=== Task material ===

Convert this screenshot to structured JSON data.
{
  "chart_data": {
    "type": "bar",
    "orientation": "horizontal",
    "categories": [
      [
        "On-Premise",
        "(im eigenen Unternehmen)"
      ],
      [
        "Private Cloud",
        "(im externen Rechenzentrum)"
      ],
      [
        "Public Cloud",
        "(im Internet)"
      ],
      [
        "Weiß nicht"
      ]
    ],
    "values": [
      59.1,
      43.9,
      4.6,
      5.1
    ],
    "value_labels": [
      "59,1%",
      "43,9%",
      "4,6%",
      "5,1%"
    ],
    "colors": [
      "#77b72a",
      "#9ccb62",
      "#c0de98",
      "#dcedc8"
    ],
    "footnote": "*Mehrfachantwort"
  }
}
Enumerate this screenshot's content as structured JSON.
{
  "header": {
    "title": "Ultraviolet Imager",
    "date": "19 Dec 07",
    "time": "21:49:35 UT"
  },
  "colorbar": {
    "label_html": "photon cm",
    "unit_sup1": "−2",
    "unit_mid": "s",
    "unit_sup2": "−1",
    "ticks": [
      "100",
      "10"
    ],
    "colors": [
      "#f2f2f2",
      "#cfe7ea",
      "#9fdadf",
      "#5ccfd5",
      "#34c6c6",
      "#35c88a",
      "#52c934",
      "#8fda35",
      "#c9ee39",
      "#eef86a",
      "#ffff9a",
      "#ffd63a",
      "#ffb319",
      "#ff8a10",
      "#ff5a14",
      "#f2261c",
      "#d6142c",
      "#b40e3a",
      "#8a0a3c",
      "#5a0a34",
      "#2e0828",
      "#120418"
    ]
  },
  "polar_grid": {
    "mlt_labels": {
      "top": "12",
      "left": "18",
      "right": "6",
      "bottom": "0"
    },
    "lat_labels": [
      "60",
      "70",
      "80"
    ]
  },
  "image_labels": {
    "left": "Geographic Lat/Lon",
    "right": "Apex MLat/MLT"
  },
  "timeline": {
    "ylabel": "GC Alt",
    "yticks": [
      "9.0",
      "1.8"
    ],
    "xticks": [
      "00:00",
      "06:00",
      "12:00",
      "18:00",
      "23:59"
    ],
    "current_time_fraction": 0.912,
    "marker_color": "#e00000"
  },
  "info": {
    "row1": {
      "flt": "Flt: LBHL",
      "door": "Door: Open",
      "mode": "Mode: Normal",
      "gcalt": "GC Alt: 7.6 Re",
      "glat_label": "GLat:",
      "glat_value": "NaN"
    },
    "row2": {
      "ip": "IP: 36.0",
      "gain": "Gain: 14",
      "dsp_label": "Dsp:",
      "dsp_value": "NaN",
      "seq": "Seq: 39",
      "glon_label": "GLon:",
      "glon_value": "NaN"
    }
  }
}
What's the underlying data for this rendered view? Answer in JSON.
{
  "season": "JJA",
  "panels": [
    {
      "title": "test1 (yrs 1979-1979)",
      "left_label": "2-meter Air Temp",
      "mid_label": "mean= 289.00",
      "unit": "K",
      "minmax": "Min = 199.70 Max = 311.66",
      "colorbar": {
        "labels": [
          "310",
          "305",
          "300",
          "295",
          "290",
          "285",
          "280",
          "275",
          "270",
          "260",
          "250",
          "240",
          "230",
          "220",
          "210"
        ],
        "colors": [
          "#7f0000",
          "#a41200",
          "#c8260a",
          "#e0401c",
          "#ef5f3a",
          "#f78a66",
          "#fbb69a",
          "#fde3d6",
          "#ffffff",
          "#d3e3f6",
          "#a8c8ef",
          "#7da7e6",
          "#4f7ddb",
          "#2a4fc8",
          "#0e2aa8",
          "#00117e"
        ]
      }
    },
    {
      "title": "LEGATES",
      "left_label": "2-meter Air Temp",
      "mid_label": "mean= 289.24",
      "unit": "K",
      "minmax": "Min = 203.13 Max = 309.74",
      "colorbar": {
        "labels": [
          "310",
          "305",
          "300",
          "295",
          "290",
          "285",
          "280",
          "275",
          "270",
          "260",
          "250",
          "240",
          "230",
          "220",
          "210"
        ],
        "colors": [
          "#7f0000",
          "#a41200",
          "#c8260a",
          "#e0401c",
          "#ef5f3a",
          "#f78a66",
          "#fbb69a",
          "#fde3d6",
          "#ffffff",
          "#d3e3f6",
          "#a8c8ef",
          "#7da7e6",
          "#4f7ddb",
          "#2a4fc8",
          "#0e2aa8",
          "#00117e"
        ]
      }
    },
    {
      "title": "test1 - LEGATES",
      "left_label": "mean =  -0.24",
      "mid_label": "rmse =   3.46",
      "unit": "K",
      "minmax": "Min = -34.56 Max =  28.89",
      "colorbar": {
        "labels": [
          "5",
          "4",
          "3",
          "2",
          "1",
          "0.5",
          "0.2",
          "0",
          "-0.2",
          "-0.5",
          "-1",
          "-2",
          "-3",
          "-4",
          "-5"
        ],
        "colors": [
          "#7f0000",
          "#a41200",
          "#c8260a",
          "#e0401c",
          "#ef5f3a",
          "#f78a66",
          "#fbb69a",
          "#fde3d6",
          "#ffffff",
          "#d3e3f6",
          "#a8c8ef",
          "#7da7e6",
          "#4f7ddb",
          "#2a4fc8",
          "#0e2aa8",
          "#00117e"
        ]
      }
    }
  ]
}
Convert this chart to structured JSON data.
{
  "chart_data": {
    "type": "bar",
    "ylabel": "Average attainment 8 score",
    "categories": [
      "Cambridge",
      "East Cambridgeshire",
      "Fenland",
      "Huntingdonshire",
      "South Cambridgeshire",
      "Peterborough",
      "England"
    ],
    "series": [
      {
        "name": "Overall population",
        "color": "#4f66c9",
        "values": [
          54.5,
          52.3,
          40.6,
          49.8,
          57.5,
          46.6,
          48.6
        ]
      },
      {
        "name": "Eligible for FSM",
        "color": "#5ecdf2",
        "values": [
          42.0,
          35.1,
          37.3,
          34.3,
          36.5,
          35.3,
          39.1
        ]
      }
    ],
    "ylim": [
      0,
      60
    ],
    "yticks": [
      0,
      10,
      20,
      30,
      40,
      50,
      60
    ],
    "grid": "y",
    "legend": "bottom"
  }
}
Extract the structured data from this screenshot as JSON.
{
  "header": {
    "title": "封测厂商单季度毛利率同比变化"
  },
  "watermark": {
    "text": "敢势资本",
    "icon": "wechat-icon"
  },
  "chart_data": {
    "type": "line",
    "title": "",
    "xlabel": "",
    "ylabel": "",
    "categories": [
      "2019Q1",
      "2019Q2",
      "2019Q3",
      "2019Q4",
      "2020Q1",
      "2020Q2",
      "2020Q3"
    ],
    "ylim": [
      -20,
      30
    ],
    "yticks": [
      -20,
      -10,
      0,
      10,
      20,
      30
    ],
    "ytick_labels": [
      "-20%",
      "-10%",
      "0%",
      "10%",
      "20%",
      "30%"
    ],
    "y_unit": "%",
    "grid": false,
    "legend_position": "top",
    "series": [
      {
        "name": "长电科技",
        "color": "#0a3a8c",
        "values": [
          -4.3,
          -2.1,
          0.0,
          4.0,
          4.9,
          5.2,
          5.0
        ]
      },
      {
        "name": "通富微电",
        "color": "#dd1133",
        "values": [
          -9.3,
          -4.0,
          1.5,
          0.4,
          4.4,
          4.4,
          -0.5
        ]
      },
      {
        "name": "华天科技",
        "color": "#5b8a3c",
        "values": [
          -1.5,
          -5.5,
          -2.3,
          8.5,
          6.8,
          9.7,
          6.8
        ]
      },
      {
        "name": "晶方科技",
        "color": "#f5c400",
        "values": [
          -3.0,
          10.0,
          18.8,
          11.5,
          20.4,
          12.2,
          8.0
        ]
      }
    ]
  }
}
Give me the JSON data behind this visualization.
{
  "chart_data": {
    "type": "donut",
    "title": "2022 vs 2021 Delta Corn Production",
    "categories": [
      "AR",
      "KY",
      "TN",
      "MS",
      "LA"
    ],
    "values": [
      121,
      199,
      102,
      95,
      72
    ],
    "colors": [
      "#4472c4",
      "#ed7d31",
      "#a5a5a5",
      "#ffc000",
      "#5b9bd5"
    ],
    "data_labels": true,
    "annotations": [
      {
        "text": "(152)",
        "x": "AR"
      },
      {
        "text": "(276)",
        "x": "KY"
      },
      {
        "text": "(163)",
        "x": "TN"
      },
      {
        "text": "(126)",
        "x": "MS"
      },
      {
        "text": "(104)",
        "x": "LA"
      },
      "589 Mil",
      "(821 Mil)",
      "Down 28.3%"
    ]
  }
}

===

**To be done**
From the listing above, find the number of lines with the word "Convert" in them. Answer with the number only.

**Exercise response**
2